OBJECTIVE: Give every line back verbatim, dropping all images.
***
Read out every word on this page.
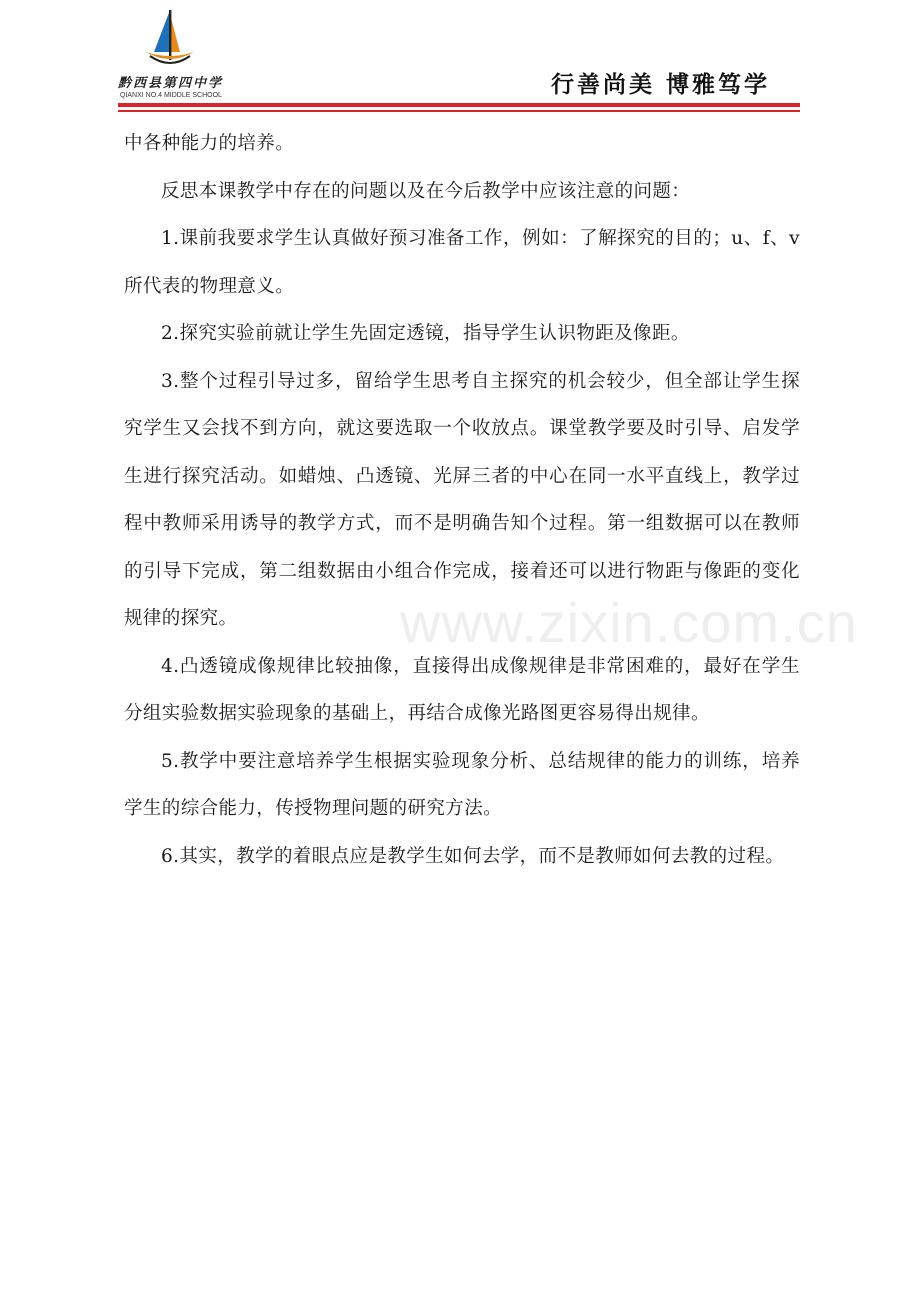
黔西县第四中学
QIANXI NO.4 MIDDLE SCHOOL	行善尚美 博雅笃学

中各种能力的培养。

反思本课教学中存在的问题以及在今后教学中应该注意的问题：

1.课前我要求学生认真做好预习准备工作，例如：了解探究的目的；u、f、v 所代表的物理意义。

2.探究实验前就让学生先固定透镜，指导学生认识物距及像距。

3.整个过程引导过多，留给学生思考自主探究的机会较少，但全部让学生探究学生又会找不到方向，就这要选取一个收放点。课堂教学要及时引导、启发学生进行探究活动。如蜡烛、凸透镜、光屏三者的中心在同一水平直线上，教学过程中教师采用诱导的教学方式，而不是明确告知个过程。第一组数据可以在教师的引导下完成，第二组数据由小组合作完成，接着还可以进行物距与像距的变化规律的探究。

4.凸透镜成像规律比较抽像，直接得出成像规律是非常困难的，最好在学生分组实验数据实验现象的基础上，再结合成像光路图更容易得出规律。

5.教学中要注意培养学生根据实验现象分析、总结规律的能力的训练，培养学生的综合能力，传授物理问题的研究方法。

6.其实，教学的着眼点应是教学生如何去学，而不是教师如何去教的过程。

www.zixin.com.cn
***
COMPLETED TASK:
Read out every word on this page.
黔西县第四中学
QIANXI NO.4 MIDDLE SCHOOL	行善尚美 博雅笃学

中各种能力的培养。

反思本课教学中存在的问题以及在今后教学中应该注意的问题：

1.课前我要求学生认真做好预习准备工作，例如：了解探究的目的；u、f、v 所代表的物理意义。

2.探究实验前就让学生先固定透镜，指导学生认识物距及像距。

3.整个过程引导过多，留给学生思考自主探究的机会较少，但全部让学生探究学生又会找不到方向，就这要选取一个收放点。课堂教学要及时引导、启发学生进行探究活动。如蜡烛、凸透镜、光屏三者的中心在同一水平直线上，教学过程中教师采用诱导的教学方式，而不是明确告知个过程。第一组数据可以在教师的引导下完成，第二组数据由小组合作完成，接着还可以进行物距与像距的变化规律的探究。

4.凸透镜成像规律比较抽像，直接得出成像规律是非常困难的，最好在学生分组实验数据实验现象的基础上，再结合成像光路图更容易得出规律。

5.教学中要注意培养学生根据实验现象分析、总结规律的能力的训练，培养学生的综合能力，传授物理问题的研究方法。

6.其实，教学的着眼点应是教学生如何去学，而不是教师如何去教的过程。

www.zixin.com.cn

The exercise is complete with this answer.